Return every record below exactly as written, omitting any pictures.
━━━━━━━━━━━━━━━━━━━━━━━━━━━━━━
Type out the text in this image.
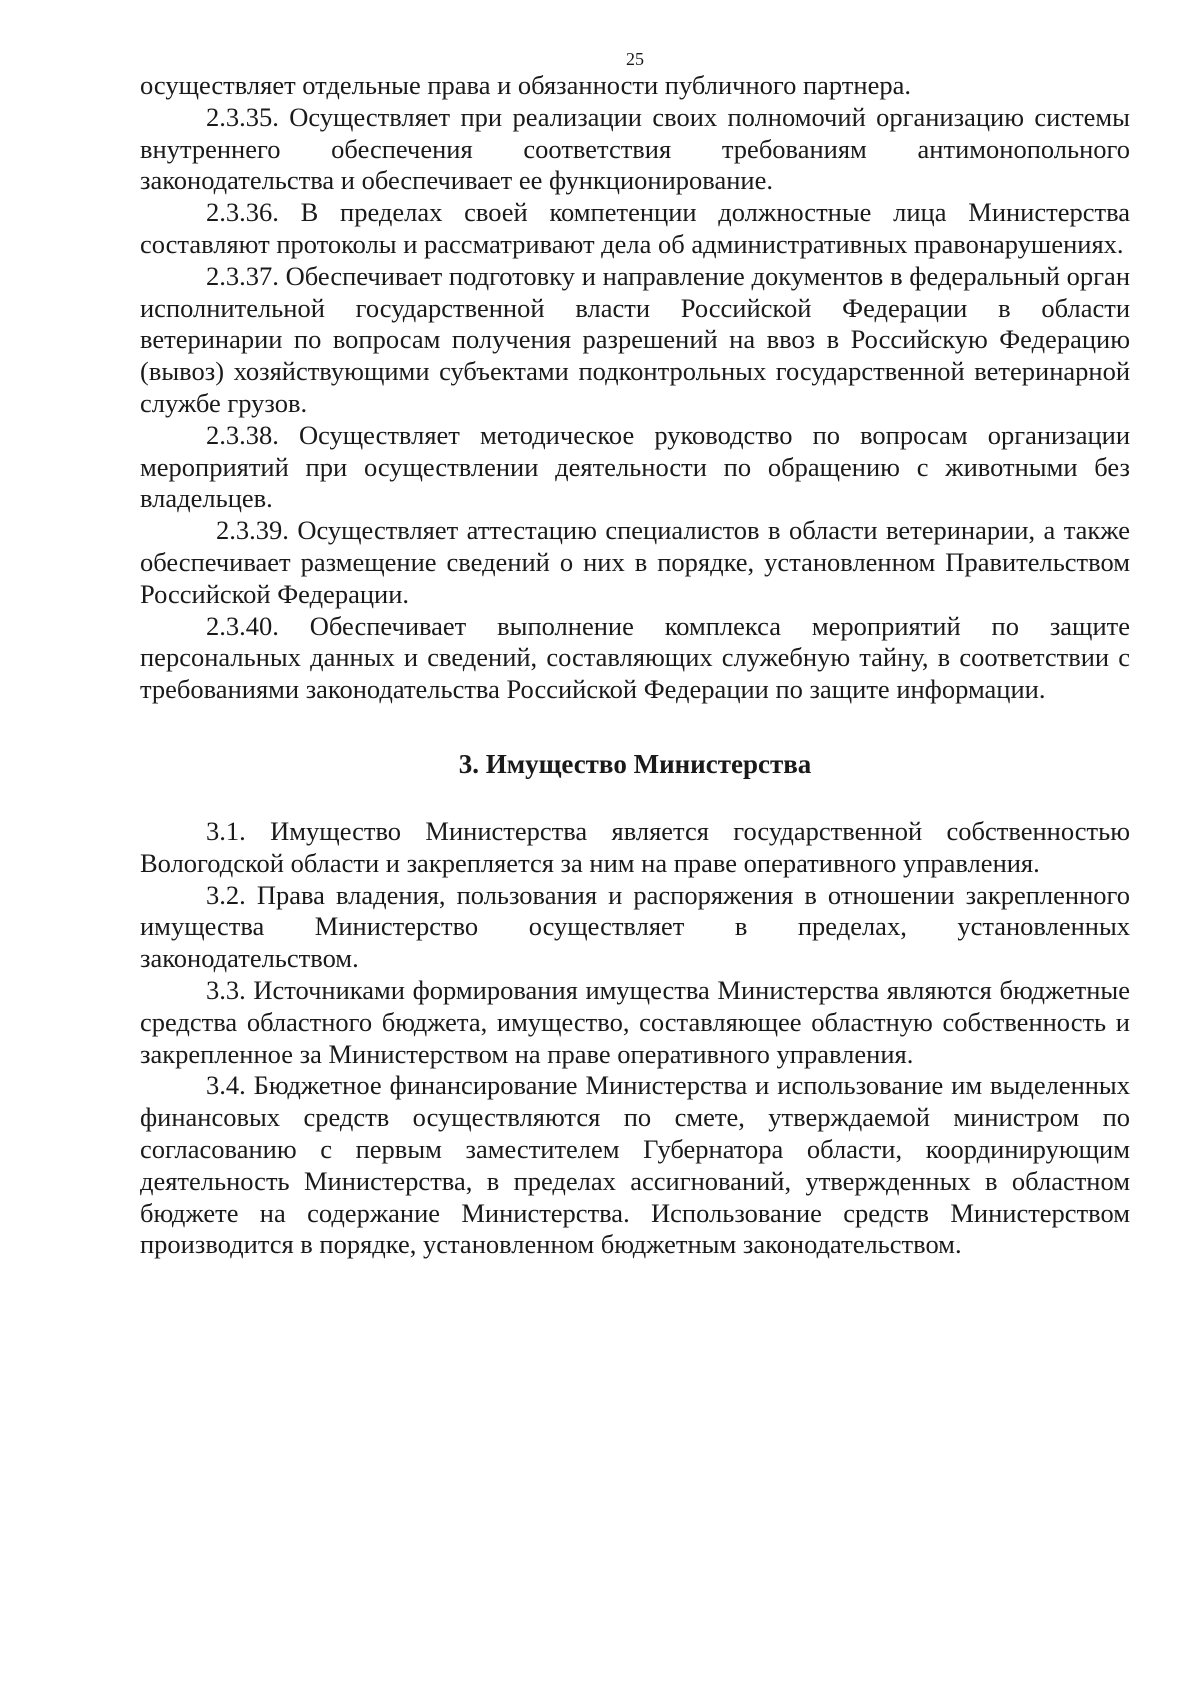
25

осуществляет отдельные права и обязанности публичного партнера.

2.3.35. Осуществляет при реализации своих полномочий организацию системы внутреннего обеспечения соответствия требованиям антимонопольного законодательства и обеспечивает ее функционирование.

2.3.36. В пределах своей компетенции должностные лица Министерства составляют протоколы и рассматривают дела об административных правонарушениях.

2.3.37. Обеспечивает подготовку и направление документов в федеральный орган исполнительной государственной власти Российской Федерации в области ветеринарии по вопросам получения разрешений на ввоз в Российскую Федерацию (вывоз) хозяйствующими субъектами подконтрольных государственной ветеринарной службе грузов.

2.3.38. Осуществляет методическое руководство по вопросам организации мероприятий при осуществлении деятельности по обращению с животными без владельцев.

2.3.39. Осуществляет аттестацию специалистов в области ветеринарии, а также обеспечивает размещение сведений о них в порядке, установленном Правительством Российской Федерации.

2.3.40. Обеспечивает выполнение комплекса мероприятий по защите персональных данных и сведений, составляющих служебную тайну, в соответствии с требованиями законодательства Российской Федерации по защите информации.

3. Имущество Министерства

3.1. Имущество Министерства является государственной собственностью Вологодской области и закрепляется за ним на праве оперативного управления.

3.2. Права владения, пользования и распоряжения в отношении закрепленного имущества Министерство осуществляет в пределах, установленных законодательством.

3.3. Источниками формирования имущества Министерства являются бюджетные средства областного бюджета, имущество, составляющее областную собственность и закрепленное за Министерством на праве оперативного управления.

3.4. Бюджетное финансирование Министерства и использование им выделенных финансовых средств осуществляются по смете, утверждаемой министром по согласованию с первым заместителем Губернатора области, координирующим деятельность Министерства, в пределах ассигнований, утвержденных в областном бюджете на содержание Министерства. Использование средств Министерством производится в порядке, установленном бюджетным законодательством.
━━━━━━━━━━━━━━━━━━━━━━━━━━━━━━
§ IN RESPONSE
Type out the text in this image.
25

осуществляет отдельные права и обязанности публичного партнера.

2.3.35. Осуществляет при реализации своих полномочий организацию системы внутреннего обеспечения соответствия требованиям антимонопольного законодательства и обеспечивает ее функционирование.

2.3.36. В пределах своей компетенции должностные лица Министерства составляют протоколы и рассматривают дела об административных правонарушениях.

2.3.37. Обеспечивает подготовку и направление документов в федеральный орган исполнительной государственной власти Российской Федерации в области ветеринарии по вопросам получения разрешений на ввоз в Российскую Федерацию (вывоз) хозяйствующими субъектами подконтрольных государственной ветеринарной службе грузов.

2.3.38. Осуществляет методическое руководство по вопросам организации мероприятий при осуществлении деятельности по обращению с животными без владельцев.

2.3.39. Осуществляет аттестацию специалистов в области ветеринарии, а также обеспечивает размещение сведений о них в порядке, установленном Правительством Российской Федерации.

2.3.40. Обеспечивает выполнение комплекса мероприятий по защите персональных данных и сведений, составляющих служебную тайну, в соответствии с требованиями законодательства Российской Федерации по защите информации.

3. Имущество Министерства

3.1. Имущество Министерства является государственной собственностью Вологодской области и закрепляется за ним на праве оперативного управления.

3.2. Права владения, пользования и распоряжения в отношении закрепленного имущества Министерство осуществляет в пределах, установленных законодательством.

3.3. Источниками формирования имущества Министерства являются бюджетные средства областного бюджета, имущество, составляющее областную собственность и закрепленное за Министерством на праве оперативного управления.

3.4. Бюджетное финансирование Министерства и использование им выделенных финансовых средств осуществляются по смете, утверждаемой министром по согласованию с первым заместителем Губернатора области, координирующим деятельность Министерства, в пределах ассигнований, утвержденных в областном бюджете на содержание Министерства. Использование средств Министерством производится в порядке, установленном бюджетным законодательством.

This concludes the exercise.